*Work required*.
Retype every entry exactly, character for character.

*Extracted entries*.
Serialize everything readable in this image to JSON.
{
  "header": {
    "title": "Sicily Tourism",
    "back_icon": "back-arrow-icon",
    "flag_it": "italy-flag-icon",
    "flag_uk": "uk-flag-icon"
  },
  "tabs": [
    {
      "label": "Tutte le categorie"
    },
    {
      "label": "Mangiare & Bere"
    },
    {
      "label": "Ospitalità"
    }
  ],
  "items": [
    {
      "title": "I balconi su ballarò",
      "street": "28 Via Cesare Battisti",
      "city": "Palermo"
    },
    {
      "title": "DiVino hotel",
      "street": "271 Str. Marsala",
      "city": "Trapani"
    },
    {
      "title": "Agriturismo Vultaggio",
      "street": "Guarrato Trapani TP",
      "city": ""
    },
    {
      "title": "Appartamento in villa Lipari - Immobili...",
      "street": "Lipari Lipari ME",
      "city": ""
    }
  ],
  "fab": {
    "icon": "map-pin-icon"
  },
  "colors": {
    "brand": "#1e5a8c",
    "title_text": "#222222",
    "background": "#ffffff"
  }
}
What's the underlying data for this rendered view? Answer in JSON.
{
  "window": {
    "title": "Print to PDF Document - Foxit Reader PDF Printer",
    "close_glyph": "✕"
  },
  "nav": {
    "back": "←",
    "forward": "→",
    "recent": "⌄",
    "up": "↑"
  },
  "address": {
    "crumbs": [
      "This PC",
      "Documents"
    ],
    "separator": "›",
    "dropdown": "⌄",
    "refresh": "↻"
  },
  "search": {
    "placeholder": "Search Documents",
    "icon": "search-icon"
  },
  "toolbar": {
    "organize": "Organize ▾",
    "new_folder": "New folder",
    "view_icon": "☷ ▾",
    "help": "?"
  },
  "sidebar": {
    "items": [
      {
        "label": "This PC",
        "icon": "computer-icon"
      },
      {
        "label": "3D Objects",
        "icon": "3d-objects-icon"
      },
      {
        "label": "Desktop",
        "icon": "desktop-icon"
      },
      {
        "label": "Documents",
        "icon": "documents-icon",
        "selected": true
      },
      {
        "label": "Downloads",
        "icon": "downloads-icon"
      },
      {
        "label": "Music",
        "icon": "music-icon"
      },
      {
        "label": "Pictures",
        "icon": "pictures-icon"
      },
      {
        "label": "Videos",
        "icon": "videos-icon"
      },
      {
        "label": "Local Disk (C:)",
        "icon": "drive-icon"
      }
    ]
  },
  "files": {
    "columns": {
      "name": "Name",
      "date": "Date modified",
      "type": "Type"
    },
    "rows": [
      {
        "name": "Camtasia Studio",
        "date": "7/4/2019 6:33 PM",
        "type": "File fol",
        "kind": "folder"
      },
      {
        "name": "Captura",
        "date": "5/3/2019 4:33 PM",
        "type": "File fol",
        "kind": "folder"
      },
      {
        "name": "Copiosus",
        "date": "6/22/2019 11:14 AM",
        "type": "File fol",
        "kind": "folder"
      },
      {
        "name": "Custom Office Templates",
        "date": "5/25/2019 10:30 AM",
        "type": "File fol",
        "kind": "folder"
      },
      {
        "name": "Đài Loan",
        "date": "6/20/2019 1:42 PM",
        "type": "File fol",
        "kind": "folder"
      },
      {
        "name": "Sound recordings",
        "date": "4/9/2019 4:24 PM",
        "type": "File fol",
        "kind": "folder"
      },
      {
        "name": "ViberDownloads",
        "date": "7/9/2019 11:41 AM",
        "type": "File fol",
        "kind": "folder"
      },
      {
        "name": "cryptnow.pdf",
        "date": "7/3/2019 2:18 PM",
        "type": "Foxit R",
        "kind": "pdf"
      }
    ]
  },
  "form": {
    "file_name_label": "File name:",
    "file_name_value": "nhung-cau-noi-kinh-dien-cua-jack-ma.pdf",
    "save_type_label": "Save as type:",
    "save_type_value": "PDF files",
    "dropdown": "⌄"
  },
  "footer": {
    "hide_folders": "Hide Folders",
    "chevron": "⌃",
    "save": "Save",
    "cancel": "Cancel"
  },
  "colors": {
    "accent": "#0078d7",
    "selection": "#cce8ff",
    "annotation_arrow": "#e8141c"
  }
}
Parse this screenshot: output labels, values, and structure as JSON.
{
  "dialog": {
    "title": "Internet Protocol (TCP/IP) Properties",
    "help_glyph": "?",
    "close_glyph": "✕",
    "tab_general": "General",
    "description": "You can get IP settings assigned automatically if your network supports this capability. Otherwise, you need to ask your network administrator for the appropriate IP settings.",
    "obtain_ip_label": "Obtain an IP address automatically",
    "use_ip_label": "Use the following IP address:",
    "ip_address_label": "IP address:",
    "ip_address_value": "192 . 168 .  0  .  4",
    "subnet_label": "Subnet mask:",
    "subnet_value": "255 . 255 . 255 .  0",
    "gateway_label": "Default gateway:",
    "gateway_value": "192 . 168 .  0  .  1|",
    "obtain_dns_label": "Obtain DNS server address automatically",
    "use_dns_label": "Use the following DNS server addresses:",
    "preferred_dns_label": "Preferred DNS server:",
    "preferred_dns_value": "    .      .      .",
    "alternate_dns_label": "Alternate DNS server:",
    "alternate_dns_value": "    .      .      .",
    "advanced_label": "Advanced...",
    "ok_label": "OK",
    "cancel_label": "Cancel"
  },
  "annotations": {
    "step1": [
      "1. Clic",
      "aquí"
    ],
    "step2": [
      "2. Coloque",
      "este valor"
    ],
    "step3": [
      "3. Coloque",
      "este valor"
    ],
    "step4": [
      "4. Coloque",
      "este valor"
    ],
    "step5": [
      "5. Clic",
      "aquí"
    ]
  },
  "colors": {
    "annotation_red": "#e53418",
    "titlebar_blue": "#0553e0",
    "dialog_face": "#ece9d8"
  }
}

*Result of the task*.
Serialize everything readable in this image to JSON.
{
  "header": {
    "title": "Sicily Tourism",
    "back_icon": "back-arrow-icon",
    "flag_it": "italy-flag-icon",
    "flag_uk": "uk-flag-icon"
  },
  "tabs": [
    {
      "label": "Tutte le categorie"
    },
    {
      "label": "Mangiare & Bere"
    },
    {
      "label": "Ospitalità"
    }
  ],
  "items": [
    {
      "title": "I balconi su ballarò",
      "street": "28 Via Cesare Battisti",
      "city": "Palermo"
    },
    {
      "title": "DiVino hotel",
      "street": "271 Str. Marsala",
      "city": "Trapani"
    },
    {
      "title": "Agriturismo Vultaggio",
      "street": "Guarrato Trapani TP",
      "city": ""
    },
    {
      "title": "Appartamento in villa Lipari - Immobili...",
      "street": "Lipari Lipari ME",
      "city": ""
    }
  ],
  "fab": {
    "icon": "map-pin-icon"
  },
  "colors": {
    "brand": "#1e5a8c",
    "title_text": "#222222",
    "background": "#ffffff"
  }
}
What's the underlying data for this rendered view? Answer in JSON.
{
  "window": {
    "title": "Print to PDF Document - Foxit Reader PDF Printer",
    "close_glyph": "✕"
  },
  "nav": {
    "back": "←",
    "forward": "→",
    "recent": "⌄",
    "up": "↑"
  },
  "address": {
    "crumbs": [
      "This PC",
      "Documents"
    ],
    "separator": "›",
    "dropdown": "⌄",
    "refresh": "↻"
  },
  "search": {
    "placeholder": "Search Documents",
    "icon": "search-icon"
  },
  "toolbar": {
    "organize": "Organize ▾",
    "new_folder": "New folder",
    "view_icon": "☷ ▾",
    "help": "?"
  },
  "sidebar": {
    "items": [
      {
        "label": "This PC",
        "icon": "computer-icon"
      },
      {
        "label": "3D Objects",
        "icon": "3d-objects-icon"
      },
      {
        "label": "Desktop",
        "icon": "desktop-icon"
      },
      {
        "label": "Documents",
        "icon": "documents-icon",
        "selected": true
      },
      {
        "label": "Downloads",
        "icon": "downloads-icon"
      },
      {
        "label": "Music",
        "icon": "music-icon"
      },
      {
        "label": "Pictures",
        "icon": "pictures-icon"
      },
      {
        "label": "Videos",
        "icon": "videos-icon"
      },
      {
        "label": "Local Disk (C:)",
        "icon": "drive-icon"
      }
    ]
  },
  "files": {
    "columns": {
      "name": "Name",
      "date": "Date modified",
      "type": "Type"
    },
    "rows": [
      {
        "name": "Camtasia Studio",
        "date": "7/4/2019 6:33 PM",
        "type": "File fol",
        "kind": "folder"
      },
      {
        "name": "Captura",
        "date": "5/3/2019 4:33 PM",
        "type": "File fol",
        "kind": "folder"
      },
      {
        "name": "Copiosus",
        "date": "6/22/2019 11:14 AM",
        "type": "File fol",
        "kind": "folder"
      },
      {
        "name": "Custom Office Templates",
        "date": "5/25/2019 10:30 AM",
        "type": "File fol",
        "kind": "folder"
      },
      {
        "name": "Đài Loan",
        "date": "6/20/2019 1:42 PM",
        "type": "File fol",
        "kind": "folder"
      },
      {
        "name": "Sound recordings",
        "date": "4/9/2019 4:24 PM",
        "type": "File fol",
        "kind": "folder"
      },
      {
        "name": "ViberDownloads",
        "date": "7/9/2019 11:41 AM",
        "type": "File fol",
        "kind": "folder"
      },
      {
        "name": "cryptnow.pdf",
        "date": "7/3/2019 2:18 PM",
        "type": "Foxit R",
        "kind": "pdf"
      }
    ]
  },
  "form": {
    "file_name_label": "File name:",
    "file_name_value": "nhung-cau-noi-kinh-dien-cua-jack-ma.pdf",
    "save_type_label": "Save as type:",
    "save_type_value": "PDF files",
    "dropdown": "⌄"
  },
  "footer": {
    "hide_folders": "Hide Folders",
    "chevron": "⌃",
    "save": "Save",
    "cancel": "Cancel"
  },
  "colors": {
    "accent": "#0078d7",
    "selection": "#cce8ff",
    "annotation_arrow": "#e8141c"
  }
}
Parse this screenshot: output labels, values, and structure as JSON.
{
  "dialog": {
    "title": "Internet Protocol (TCP/IP) Properties",
    "help_glyph": "?",
    "close_glyph": "✕",
    "tab_general": "General",
    "description": "You can get IP settings assigned automatically if your network supports this capability. Otherwise, you need to ask your network administrator for the appropriate IP settings.",
    "obtain_ip_label": "Obtain an IP address automatically",
    "use_ip_label": "Use the following IP address:",
    "ip_address_label": "IP address:",
    "ip_address_value": "192 . 168 .  0  .  4",
    "subnet_label": "Subnet mask:",
    "subnet_value": "255 . 255 . 255 .  0",
    "gateway_label": "Default gateway:",
    "gateway_value": "192 . 168 .  0  .  1|",
    "obtain_dns_label": "Obtain DNS server address automatically",
    "use_dns_label": "Use the following DNS server addresses:",
    "preferred_dns_label": "Preferred DNS server:",
    "preferred_dns_value": "    .      .      .",
    "alternate_dns_label": "Alternate DNS server:",
    "alternate_dns_value": "    .      .      .",
    "advanced_label": "Advanced...",
    "ok_label": "OK",
    "cancel_label": "Cancel"
  },
  "annotations": {
    "step1": [
      "1. Clic",
      "aquí"
    ],
    "step2": [
      "2. Coloque",
      "este valor"
    ],
    "step3": [
      "3. Coloque",
      "este valor"
    ],
    "step4": [
      "4. Coloque",
      "este valor"
    ],
    "step5": [
      "5. Clic",
      "aquí"
    ]
  },
  "colors": {
    "annotation_red": "#e53418",
    "titlebar_blue": "#0553e0",
    "dialog_face": "#ece9d8"
  }
}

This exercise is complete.